**TO DO**
In the entries that follow, find the word "AOML" and report each line it is on.

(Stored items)
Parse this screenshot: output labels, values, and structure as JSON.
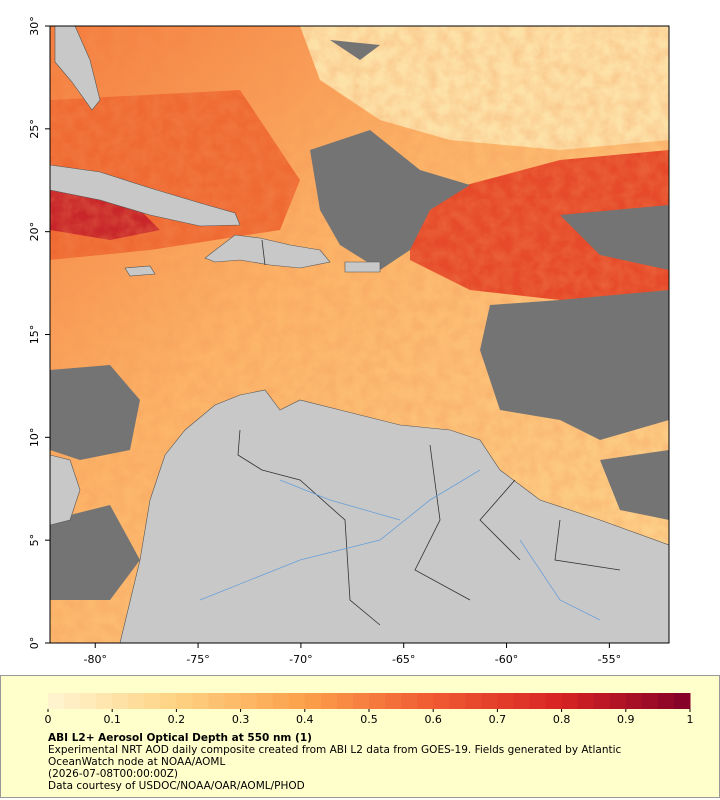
{
  "map": {
    "lon_range": [
      -82.2,
      -52.1
    ],
    "lat_range": [
      0,
      30
    ],
    "lon_ticks": [
      {
        "value": -80,
        "label": "-80°"
      },
      {
        "value": -75,
        "label": "-75°"
      },
      {
        "value": -70,
        "label": "-70°"
      },
      {
        "value": -65,
        "label": "-65°"
      },
      {
        "value": -60,
        "label": "-60°"
      },
      {
        "value": -55,
        "label": "-55°"
      }
    ],
    "lat_ticks": [
      {
        "value": 0,
        "label": "0°"
      },
      {
        "value": 5,
        "label": "5°"
      },
      {
        "value": 10,
        "label": "10°"
      },
      {
        "value": 15,
        "label": "15°"
      },
      {
        "value": 20,
        "label": "20°"
      },
      {
        "value": 25,
        "label": "25°"
      },
      {
        "value": 30,
        "label": "30°"
      }
    ]
  },
  "colorbar": {
    "range": [
      0,
      1
    ],
    "ticks": [
      0,
      0.1,
      0.2,
      0.3,
      0.4,
      0.5,
      0.6,
      0.7,
      0.8,
      0.9,
      1
    ]
  },
  "legend": {
    "title": "ABI L2+ Aerosol Optical Depth at 550 nm (1)",
    "description": "Experimental NRT AOD daily composite created from ABI L2 data from GOES-19. Fields generated by Atlantic OceanWatch node at NOAA/AOML",
    "date": "(2026-07-08T00:00:00Z)",
    "credit": "Data courtesy of USDOC/NOAA/OAR/AOML/PHOD"
  }
}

**TASK ANSWER**
    "description": "Experimental NRT AOD daily composite created from ABI L2 data from GOES-19. Fields generated by Atlantic OceanWatch node at NOAA/AOML",
    "credit": "Data courtesy of USDOC/NOAA/OAR/AOML/PHOD"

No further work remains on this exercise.